Short task
Gather all lines in the records below that include the word "Calendly".

▶

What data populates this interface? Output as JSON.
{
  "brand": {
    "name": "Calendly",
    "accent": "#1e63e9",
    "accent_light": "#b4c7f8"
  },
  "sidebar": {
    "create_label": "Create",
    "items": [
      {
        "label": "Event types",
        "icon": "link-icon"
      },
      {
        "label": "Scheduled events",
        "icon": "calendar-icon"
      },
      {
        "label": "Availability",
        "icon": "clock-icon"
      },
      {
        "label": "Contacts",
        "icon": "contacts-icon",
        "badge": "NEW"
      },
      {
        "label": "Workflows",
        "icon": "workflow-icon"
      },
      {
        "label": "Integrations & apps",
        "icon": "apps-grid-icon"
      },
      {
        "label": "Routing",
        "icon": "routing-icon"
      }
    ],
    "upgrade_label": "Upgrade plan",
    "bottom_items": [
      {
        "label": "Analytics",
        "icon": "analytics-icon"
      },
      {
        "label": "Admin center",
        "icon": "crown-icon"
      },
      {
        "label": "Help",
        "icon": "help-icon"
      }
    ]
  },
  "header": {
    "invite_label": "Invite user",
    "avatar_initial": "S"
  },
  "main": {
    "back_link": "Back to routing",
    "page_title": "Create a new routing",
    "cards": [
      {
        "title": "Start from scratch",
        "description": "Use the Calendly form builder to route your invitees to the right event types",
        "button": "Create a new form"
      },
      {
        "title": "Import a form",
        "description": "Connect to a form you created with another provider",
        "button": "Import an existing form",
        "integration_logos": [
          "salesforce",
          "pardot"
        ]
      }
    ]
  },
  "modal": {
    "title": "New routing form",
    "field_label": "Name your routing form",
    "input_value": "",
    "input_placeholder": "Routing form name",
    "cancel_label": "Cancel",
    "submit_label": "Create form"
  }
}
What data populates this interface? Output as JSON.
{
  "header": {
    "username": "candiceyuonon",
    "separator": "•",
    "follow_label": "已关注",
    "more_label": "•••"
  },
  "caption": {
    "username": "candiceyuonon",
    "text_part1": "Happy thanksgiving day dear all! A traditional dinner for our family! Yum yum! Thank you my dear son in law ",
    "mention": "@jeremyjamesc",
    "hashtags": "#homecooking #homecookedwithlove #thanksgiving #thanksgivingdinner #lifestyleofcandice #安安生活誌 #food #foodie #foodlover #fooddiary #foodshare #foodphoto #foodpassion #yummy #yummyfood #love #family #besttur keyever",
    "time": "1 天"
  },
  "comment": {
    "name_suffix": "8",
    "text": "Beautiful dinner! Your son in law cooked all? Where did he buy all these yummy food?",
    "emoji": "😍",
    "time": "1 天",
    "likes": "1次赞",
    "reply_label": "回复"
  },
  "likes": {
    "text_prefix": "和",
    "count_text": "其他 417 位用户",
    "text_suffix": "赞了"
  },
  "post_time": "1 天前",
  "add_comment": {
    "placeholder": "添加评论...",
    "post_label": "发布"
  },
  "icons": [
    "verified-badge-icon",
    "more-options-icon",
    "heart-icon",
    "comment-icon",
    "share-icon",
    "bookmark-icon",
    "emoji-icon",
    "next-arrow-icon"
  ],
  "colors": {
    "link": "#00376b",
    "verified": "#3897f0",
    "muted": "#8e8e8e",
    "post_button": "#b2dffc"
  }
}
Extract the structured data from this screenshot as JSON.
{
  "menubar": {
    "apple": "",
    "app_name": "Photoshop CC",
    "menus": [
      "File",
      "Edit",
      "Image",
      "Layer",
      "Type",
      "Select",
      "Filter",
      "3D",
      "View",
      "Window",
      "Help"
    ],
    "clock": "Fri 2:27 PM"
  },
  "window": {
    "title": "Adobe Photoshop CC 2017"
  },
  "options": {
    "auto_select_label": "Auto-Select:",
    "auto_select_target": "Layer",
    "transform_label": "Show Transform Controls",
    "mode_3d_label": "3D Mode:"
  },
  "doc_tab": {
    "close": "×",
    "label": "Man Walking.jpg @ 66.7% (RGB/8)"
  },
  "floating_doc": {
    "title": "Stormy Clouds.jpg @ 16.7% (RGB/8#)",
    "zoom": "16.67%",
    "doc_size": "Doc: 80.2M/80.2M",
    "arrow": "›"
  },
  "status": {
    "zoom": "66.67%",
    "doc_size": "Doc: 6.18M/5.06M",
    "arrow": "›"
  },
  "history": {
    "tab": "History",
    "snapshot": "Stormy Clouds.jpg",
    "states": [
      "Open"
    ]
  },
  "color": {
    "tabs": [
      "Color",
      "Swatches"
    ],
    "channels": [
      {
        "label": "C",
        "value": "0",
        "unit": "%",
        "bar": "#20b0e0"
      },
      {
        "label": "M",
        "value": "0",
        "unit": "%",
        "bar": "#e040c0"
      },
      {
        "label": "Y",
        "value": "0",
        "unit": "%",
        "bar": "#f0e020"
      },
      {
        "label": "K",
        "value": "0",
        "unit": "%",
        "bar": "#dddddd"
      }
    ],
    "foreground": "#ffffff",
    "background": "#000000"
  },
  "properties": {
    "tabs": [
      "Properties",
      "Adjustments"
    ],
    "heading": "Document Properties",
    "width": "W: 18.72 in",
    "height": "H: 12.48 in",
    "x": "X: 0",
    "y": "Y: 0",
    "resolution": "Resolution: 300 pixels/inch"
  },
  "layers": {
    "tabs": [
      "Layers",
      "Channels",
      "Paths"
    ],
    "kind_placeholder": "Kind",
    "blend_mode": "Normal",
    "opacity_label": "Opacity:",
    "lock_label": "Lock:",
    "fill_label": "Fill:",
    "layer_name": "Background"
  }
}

◀

Worked solution
    "name": "Calendly",
        "description": "Use the Calendly form builder to route your invitees to the right event types",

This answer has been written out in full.